* _WHAT YOU WILL DO_: Look for the string "Target" in every line, and copy each line that has it.

------------------------------

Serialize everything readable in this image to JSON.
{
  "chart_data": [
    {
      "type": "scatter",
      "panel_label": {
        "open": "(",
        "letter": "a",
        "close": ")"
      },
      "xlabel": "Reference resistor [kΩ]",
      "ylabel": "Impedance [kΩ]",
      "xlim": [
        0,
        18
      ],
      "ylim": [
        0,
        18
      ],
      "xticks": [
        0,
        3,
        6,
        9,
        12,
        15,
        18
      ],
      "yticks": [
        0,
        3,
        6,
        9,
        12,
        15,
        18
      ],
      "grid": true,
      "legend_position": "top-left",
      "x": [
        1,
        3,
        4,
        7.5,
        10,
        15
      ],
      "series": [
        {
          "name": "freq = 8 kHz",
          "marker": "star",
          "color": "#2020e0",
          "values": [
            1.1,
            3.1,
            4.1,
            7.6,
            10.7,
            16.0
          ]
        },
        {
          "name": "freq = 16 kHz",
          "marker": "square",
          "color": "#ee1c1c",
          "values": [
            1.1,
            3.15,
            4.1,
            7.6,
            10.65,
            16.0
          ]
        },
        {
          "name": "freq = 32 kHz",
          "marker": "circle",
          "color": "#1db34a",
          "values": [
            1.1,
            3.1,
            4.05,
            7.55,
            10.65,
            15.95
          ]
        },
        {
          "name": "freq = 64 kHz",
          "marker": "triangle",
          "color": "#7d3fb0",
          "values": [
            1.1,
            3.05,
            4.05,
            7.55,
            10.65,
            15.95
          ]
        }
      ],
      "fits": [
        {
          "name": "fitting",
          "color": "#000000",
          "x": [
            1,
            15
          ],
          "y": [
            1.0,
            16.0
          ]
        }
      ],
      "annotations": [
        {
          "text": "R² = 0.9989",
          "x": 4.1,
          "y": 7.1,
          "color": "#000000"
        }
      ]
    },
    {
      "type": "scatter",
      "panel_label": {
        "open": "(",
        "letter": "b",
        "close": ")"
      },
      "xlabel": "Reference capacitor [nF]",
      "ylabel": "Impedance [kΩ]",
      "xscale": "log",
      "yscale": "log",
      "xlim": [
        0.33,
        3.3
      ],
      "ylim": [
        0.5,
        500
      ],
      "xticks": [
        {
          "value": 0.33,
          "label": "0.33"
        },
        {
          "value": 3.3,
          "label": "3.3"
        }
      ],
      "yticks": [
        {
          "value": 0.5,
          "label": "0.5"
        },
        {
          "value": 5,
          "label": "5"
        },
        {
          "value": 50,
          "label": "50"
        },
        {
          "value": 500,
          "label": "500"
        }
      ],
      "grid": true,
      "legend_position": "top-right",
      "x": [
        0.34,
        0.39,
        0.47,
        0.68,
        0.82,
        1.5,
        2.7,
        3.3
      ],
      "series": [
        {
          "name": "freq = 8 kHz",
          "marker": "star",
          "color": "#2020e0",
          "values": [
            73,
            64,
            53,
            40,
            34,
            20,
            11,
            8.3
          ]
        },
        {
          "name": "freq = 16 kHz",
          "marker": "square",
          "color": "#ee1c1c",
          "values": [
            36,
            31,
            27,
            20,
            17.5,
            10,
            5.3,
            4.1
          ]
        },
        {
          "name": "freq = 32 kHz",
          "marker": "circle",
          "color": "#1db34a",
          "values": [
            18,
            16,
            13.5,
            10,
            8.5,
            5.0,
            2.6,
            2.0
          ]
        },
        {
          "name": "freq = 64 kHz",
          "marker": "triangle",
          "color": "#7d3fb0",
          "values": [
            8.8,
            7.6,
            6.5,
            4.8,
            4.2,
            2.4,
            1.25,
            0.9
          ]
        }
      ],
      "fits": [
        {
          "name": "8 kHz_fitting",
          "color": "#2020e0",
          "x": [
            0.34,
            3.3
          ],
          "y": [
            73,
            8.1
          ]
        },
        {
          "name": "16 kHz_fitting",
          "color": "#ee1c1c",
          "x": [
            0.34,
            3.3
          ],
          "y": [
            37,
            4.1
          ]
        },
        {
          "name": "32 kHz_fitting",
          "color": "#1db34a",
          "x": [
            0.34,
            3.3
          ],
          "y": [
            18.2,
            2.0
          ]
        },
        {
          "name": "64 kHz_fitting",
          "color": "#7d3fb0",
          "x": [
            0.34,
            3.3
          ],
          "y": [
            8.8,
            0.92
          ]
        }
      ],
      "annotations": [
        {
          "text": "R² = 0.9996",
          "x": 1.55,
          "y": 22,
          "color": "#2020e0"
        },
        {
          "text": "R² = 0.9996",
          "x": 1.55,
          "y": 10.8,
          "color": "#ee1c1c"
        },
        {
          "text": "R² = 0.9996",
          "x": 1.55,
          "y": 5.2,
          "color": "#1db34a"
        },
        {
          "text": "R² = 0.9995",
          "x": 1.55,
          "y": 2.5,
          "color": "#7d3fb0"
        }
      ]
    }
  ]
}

------------------------------

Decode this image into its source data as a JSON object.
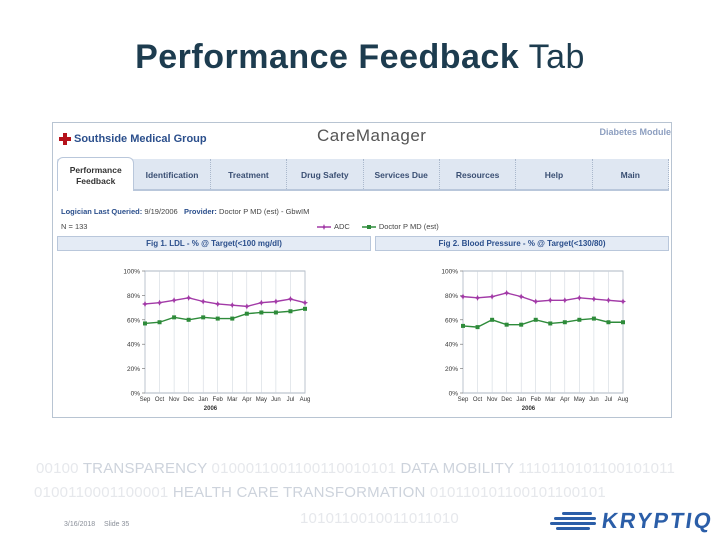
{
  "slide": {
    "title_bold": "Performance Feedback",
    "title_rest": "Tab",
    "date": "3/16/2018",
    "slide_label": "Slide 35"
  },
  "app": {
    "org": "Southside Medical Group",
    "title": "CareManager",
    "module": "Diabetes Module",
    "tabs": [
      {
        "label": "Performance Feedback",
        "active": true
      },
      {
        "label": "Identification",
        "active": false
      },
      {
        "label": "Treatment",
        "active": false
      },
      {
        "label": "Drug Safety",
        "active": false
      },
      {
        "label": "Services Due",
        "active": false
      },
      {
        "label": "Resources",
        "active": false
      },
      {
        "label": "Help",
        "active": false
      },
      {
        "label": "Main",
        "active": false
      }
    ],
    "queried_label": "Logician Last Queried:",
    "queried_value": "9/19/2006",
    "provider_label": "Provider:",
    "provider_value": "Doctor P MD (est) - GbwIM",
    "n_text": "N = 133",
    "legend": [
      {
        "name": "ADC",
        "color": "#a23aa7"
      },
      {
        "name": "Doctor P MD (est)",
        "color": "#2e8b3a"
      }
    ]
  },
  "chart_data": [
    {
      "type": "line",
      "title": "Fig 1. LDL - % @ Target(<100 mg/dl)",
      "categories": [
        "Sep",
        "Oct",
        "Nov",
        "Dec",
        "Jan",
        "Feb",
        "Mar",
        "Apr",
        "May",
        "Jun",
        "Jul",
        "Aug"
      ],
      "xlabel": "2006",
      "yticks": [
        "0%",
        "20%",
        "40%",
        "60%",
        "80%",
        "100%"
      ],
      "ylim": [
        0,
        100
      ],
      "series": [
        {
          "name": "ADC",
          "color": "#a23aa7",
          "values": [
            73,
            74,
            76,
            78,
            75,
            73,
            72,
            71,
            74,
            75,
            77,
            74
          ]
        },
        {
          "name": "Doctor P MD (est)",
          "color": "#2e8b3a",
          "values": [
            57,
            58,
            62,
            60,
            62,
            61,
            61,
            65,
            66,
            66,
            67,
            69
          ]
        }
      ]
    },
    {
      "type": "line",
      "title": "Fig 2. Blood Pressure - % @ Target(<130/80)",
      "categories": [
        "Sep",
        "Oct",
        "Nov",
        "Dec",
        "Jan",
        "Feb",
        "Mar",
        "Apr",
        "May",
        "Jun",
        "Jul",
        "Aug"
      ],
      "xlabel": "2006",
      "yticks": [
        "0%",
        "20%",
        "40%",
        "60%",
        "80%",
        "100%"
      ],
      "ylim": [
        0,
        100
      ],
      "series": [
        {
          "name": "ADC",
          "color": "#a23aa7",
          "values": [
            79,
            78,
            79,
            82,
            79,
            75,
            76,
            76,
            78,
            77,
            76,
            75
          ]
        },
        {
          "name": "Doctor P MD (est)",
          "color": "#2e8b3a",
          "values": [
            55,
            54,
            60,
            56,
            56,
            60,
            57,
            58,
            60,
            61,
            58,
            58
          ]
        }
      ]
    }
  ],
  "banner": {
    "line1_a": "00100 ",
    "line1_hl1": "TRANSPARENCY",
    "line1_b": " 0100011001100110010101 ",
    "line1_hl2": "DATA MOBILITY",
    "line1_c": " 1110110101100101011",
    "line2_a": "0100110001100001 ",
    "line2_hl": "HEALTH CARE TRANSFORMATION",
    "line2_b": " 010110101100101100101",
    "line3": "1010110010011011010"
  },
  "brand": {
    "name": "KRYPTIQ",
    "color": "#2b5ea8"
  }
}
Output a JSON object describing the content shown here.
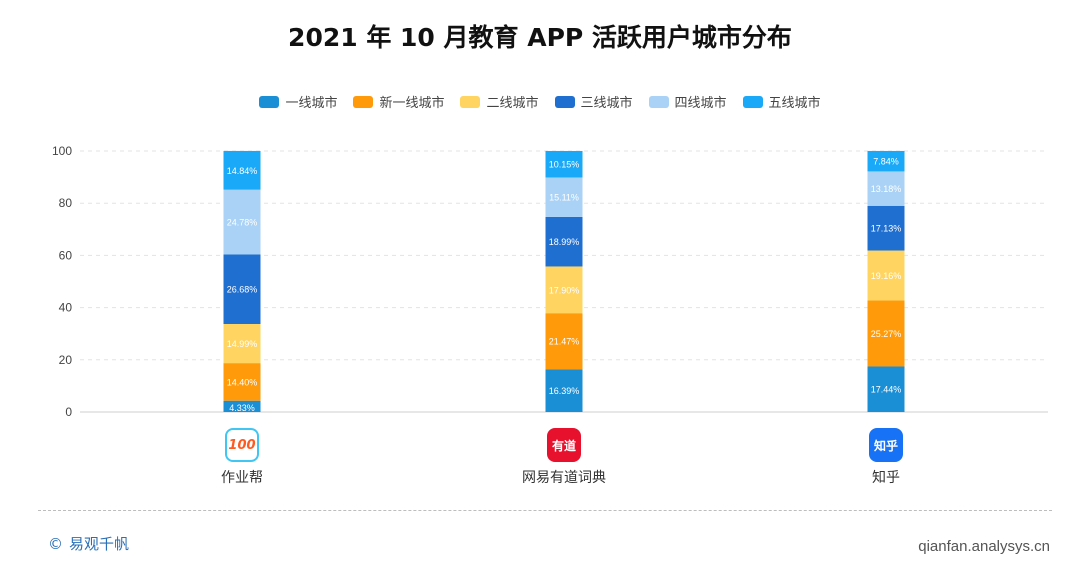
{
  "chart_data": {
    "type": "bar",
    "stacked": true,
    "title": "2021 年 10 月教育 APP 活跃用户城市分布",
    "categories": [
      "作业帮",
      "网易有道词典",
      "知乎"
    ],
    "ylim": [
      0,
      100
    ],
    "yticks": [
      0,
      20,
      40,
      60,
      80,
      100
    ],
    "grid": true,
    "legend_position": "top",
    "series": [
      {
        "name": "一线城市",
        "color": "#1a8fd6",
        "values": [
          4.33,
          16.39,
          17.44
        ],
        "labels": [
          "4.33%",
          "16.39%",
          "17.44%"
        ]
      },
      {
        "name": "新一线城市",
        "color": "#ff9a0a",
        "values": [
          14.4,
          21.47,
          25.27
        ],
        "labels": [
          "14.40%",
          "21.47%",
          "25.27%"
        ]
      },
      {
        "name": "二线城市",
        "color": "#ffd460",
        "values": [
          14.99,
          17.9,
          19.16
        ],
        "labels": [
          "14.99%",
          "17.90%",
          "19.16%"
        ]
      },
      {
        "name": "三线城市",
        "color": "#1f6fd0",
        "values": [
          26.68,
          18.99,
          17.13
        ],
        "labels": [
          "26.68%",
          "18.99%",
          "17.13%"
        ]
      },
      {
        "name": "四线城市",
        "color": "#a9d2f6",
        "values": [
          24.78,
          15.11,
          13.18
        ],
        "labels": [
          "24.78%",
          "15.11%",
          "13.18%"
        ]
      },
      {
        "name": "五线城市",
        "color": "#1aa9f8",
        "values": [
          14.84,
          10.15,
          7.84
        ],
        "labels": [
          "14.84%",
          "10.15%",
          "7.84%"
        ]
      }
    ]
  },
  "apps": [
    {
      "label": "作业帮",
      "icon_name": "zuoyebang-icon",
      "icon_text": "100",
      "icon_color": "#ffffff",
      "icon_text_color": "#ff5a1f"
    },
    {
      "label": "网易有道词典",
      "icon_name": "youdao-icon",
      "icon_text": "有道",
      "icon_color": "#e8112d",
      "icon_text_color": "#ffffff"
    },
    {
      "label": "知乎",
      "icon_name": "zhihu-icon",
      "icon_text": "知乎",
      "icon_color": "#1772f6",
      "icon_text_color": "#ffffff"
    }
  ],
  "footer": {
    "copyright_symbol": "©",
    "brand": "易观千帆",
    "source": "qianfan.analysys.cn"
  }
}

------------------------------

* _WRITTEN ANSWER_:
      "title": "Fig 1. LDL - % @ Target(<100 mg/dl)",
      "title": "Fig 2. Blood Pressure - % @ Target(<130/80)",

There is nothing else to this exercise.